:: Dataset

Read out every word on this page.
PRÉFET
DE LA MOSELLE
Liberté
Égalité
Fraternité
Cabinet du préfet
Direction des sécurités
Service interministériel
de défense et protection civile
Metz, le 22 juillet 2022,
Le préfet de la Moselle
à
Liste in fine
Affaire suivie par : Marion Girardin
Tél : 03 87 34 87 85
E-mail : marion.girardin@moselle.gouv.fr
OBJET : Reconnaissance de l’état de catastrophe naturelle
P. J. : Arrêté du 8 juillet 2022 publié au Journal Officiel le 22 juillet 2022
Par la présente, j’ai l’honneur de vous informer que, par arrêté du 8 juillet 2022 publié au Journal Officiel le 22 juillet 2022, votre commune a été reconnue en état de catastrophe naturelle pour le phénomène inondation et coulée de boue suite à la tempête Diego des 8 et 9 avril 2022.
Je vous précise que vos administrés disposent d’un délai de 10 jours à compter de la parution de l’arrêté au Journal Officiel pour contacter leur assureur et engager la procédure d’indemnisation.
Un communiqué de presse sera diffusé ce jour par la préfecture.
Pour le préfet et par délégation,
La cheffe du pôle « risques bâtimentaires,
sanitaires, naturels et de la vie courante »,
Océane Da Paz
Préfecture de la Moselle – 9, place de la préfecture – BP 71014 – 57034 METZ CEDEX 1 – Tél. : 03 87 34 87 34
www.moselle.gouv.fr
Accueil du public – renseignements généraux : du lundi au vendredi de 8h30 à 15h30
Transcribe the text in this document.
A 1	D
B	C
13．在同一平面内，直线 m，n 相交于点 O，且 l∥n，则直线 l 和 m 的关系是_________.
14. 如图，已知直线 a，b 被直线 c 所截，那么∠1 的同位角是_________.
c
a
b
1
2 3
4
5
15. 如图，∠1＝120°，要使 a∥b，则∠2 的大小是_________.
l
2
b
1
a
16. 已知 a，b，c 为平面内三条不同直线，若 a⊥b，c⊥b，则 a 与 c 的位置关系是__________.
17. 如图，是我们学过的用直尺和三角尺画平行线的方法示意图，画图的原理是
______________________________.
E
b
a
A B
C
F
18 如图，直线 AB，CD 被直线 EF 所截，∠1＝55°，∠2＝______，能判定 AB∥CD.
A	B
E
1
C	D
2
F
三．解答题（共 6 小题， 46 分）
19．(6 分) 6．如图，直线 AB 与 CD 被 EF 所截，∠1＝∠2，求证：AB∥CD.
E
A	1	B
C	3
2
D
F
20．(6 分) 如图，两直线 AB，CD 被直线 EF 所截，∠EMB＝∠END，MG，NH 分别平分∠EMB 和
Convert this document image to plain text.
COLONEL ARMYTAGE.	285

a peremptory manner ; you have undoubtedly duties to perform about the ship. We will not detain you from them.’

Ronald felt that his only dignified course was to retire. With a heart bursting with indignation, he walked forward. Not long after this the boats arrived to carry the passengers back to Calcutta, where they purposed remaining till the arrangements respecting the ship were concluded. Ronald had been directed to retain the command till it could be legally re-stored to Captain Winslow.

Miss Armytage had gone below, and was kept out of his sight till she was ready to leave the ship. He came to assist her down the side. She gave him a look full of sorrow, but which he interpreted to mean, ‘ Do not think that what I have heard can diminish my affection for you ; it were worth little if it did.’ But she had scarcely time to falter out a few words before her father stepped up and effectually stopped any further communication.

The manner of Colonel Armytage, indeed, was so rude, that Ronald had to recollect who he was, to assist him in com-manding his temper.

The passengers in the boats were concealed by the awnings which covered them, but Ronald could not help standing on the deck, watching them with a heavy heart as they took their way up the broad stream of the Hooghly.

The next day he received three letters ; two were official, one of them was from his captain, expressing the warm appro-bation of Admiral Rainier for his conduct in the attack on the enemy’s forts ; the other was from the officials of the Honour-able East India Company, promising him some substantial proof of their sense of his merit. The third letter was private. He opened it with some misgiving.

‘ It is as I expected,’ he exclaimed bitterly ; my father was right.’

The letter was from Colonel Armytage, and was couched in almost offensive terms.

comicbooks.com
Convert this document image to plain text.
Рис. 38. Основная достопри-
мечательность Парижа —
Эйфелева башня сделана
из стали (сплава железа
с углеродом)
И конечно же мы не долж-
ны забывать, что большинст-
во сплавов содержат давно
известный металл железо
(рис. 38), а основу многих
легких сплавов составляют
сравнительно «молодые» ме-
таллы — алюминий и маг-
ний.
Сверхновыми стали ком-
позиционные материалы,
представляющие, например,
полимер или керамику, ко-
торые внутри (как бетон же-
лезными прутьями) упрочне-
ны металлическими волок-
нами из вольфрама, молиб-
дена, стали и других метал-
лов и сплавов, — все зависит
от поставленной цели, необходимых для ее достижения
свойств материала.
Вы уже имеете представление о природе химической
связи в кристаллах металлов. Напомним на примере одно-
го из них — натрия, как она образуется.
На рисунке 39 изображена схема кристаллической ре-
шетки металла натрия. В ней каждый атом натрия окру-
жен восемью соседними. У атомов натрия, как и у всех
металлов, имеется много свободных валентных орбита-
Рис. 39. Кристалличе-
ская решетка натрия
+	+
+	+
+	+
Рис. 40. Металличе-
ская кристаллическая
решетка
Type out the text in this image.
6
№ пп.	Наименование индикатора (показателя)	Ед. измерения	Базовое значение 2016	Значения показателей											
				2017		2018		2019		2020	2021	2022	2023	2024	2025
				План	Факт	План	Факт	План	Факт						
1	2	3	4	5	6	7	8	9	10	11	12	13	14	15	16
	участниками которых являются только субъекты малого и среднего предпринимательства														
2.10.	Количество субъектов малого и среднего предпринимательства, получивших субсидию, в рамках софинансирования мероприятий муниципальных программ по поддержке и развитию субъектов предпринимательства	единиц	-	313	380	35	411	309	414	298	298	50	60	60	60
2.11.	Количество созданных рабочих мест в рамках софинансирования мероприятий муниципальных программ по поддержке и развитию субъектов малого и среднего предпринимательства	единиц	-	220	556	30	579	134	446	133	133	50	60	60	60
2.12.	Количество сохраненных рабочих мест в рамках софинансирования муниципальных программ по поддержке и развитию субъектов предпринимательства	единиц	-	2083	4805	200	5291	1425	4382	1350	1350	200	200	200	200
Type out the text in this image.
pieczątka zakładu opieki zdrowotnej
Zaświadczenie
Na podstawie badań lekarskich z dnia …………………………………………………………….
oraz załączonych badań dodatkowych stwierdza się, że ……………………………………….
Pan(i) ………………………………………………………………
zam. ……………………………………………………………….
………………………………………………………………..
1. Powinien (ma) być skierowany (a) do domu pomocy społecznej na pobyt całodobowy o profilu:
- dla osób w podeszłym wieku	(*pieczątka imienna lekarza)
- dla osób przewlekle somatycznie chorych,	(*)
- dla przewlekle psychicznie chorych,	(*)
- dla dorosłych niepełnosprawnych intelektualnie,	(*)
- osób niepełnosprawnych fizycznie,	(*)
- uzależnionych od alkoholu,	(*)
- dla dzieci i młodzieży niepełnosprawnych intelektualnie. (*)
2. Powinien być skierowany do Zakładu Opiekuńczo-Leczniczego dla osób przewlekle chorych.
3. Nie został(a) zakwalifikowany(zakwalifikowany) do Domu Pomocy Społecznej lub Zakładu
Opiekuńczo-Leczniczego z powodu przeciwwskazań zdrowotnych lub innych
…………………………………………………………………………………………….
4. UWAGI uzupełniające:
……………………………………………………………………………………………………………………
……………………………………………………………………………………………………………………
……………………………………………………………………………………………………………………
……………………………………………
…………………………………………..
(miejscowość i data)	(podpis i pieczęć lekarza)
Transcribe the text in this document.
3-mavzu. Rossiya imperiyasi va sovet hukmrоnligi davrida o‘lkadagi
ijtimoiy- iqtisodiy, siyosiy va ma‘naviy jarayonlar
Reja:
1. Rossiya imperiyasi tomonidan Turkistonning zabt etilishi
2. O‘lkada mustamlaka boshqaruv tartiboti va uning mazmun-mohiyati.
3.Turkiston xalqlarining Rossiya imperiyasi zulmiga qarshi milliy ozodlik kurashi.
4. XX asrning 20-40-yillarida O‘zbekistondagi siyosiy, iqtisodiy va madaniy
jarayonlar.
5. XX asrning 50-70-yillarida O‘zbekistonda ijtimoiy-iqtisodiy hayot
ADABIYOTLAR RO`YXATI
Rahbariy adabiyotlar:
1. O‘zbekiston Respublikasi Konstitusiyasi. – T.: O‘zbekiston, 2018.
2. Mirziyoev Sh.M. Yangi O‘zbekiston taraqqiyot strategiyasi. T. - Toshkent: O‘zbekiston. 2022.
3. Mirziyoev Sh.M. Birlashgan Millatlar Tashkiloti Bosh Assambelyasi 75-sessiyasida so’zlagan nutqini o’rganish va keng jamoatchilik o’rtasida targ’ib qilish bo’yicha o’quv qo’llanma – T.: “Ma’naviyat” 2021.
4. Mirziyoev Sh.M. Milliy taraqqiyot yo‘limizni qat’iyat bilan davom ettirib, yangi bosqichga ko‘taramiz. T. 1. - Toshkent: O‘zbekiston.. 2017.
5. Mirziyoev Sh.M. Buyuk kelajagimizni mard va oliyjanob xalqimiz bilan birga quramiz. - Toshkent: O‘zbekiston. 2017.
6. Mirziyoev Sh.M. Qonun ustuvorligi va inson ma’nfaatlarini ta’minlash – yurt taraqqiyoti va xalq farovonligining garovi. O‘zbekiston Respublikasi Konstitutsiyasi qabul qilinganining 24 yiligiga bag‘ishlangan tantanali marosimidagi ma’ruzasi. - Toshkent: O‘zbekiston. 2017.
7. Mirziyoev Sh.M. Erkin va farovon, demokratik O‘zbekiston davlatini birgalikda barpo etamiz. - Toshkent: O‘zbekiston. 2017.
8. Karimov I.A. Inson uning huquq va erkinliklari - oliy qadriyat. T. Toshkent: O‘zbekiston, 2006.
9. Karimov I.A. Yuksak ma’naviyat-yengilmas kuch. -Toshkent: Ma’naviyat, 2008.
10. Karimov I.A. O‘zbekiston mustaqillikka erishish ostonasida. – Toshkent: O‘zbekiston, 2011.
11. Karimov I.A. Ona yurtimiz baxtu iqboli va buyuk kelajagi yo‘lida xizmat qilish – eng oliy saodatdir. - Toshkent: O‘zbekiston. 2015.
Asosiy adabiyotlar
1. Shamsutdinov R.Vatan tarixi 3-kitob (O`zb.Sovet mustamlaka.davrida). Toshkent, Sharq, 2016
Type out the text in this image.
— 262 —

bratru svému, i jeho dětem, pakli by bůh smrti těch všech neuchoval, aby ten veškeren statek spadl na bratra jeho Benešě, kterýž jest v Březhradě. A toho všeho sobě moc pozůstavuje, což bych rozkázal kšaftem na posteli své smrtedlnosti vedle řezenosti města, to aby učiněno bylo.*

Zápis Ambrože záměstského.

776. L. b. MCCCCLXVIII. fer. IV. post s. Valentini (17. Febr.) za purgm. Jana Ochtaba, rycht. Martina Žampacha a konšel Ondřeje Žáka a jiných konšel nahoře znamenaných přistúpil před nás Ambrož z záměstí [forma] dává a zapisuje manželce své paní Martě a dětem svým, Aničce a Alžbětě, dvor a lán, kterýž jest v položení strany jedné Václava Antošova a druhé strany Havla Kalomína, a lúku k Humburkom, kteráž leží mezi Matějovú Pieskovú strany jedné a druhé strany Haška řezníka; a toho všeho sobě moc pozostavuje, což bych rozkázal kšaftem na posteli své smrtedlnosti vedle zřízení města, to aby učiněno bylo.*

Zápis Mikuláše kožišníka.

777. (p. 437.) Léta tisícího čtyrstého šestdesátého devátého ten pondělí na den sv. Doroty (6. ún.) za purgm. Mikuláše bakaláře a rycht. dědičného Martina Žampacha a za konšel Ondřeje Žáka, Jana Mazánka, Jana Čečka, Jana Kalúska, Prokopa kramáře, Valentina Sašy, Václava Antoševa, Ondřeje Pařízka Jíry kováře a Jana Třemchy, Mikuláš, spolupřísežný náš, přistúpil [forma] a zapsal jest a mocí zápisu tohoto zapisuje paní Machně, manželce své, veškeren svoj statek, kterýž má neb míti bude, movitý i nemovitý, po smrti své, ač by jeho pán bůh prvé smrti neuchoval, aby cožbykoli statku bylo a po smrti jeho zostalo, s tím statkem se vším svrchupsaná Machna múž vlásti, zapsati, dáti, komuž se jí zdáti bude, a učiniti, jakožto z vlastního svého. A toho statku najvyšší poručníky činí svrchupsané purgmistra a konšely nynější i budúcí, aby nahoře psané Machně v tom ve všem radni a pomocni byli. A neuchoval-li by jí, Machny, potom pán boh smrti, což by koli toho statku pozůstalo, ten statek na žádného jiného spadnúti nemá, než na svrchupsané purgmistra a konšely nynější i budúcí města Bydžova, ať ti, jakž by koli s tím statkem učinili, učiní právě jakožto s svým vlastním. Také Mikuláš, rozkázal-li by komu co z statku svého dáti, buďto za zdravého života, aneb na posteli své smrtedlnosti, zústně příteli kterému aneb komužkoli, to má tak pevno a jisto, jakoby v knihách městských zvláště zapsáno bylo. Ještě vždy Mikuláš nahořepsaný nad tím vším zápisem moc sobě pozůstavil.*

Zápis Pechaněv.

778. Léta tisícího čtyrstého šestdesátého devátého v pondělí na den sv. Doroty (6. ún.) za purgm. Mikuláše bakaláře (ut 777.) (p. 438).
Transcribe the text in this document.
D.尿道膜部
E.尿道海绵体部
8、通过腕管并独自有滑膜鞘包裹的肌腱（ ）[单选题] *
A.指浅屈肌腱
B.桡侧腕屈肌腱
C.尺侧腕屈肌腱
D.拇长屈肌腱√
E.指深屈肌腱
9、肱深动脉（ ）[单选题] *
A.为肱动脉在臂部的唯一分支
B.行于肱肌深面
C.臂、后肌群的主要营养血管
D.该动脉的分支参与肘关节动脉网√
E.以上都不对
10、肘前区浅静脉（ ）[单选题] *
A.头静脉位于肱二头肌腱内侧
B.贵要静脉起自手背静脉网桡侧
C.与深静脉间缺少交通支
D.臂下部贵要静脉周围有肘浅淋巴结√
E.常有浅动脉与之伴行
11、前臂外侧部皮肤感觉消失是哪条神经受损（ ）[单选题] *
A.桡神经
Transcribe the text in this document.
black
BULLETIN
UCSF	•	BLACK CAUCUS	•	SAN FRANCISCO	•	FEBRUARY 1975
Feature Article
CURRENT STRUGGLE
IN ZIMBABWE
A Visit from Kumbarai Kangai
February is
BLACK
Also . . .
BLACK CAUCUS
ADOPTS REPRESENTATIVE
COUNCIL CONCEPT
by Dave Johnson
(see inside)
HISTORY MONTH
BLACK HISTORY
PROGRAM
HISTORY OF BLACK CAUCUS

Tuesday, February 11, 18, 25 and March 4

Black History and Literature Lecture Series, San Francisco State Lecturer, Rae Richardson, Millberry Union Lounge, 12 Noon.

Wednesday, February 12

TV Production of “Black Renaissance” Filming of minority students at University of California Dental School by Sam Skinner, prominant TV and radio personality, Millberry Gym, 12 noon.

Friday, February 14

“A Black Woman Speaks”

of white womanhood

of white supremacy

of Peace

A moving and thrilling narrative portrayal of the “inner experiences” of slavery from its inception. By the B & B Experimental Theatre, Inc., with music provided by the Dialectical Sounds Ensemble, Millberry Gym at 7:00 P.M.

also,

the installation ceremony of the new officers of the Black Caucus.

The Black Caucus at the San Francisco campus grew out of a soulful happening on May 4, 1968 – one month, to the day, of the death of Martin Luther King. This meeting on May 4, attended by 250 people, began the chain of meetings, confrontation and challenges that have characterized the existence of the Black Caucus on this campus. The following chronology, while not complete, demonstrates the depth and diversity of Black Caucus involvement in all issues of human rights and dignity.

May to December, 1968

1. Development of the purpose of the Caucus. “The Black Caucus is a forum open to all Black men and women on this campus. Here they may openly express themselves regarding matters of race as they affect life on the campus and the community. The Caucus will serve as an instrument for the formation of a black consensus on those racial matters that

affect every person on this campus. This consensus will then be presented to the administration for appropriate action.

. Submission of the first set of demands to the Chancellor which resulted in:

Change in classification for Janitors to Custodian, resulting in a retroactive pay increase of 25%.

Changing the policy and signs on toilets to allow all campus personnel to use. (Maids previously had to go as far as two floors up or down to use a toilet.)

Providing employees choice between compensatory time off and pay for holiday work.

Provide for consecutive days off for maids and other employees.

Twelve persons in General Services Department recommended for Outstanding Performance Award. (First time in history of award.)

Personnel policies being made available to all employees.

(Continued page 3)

::::

> **Task goal**: Gather each line of the listing containing the word "Karimov" and show it.

> **Solution to this task**:
8. Karimov I.A. Inson uning huquq va erkinliklari - oliy qadriyat. T. Toshkent: O‘zbekiston, 2006.
9. Karimov I.A. Yuksak ma’naviyat-yengilmas kuch. -Toshkent: Ma’naviyat, 2008.
10. Karimov I.A. O‘zbekiston mustaqillikka erishish ostonasida. – Toshkent: O‘zbekiston, 2011.
11. Karimov I.A. Ona yurtimiz baxtu iqboli va buyuk kelajagi yo‘lida xizmat qilish – eng oliy saodatdir. - Toshkent: O‘zbekiston. 2015.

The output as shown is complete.